#### DATASET RECORDS
______

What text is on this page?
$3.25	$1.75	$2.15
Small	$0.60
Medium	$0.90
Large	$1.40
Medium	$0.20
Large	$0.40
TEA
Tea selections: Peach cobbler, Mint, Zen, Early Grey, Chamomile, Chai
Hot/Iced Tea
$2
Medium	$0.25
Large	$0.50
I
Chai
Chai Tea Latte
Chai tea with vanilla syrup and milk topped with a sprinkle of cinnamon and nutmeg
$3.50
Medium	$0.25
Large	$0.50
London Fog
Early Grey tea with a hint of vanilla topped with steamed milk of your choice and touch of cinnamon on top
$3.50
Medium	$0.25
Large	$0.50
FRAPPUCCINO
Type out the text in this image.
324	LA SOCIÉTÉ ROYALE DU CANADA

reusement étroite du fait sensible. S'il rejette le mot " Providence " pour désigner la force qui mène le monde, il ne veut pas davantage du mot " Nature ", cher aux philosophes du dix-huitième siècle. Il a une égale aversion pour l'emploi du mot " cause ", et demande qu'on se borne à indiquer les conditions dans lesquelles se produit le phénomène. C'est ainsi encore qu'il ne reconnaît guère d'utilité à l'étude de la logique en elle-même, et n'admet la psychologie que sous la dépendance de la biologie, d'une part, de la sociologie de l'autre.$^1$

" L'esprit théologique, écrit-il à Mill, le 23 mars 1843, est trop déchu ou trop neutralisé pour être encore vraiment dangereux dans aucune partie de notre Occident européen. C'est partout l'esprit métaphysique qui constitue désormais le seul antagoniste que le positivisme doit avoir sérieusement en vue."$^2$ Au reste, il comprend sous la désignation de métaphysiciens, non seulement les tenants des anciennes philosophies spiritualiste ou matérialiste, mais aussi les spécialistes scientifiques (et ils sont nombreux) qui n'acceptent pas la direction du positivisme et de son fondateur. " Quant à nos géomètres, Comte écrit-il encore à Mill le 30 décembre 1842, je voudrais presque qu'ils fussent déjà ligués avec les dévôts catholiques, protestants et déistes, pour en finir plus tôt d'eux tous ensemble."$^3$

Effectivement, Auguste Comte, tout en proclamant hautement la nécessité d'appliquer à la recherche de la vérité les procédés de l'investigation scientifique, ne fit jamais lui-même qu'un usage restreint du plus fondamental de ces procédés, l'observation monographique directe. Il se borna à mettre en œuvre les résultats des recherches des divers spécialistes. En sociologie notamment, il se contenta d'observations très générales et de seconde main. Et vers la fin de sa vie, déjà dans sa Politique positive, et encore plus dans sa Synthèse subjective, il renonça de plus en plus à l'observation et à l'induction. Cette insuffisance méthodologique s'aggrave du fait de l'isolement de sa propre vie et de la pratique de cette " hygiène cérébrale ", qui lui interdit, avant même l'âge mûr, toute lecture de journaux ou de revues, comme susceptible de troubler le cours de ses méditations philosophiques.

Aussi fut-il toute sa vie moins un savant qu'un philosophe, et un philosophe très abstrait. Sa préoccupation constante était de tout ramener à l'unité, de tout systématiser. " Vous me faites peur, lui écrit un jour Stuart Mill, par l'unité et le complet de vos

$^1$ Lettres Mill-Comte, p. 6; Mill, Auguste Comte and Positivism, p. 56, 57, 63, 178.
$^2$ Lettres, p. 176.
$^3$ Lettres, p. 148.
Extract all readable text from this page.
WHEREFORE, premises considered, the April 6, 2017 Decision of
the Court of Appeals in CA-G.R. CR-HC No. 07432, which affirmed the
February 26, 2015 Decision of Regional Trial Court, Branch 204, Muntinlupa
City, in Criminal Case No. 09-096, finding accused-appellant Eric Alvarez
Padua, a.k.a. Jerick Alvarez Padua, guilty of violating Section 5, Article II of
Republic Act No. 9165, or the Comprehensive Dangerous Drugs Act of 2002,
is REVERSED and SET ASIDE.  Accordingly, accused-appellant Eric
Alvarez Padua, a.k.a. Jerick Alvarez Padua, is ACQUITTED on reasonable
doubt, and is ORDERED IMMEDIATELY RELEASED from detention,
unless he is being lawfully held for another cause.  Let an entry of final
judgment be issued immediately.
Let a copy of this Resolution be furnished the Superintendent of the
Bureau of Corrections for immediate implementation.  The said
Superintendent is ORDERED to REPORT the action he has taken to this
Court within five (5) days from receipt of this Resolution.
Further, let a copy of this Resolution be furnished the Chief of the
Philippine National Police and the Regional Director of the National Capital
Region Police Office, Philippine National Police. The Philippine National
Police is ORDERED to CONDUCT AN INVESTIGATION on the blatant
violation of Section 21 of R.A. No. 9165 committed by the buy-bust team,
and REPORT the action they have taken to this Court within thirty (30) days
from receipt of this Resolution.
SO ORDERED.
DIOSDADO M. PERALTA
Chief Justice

______

#### REQUIRED WORK
In the lines above, find each one with "cinnamon" and list it.

#### TASK OUTPUT
Chai tea with vanilla syrup and milk topped with a sprinkle of cinnamon and nutmeg
Early Grey tea with a hint of vanilla topped with steamed milk of your choice and touch of cinnamon on top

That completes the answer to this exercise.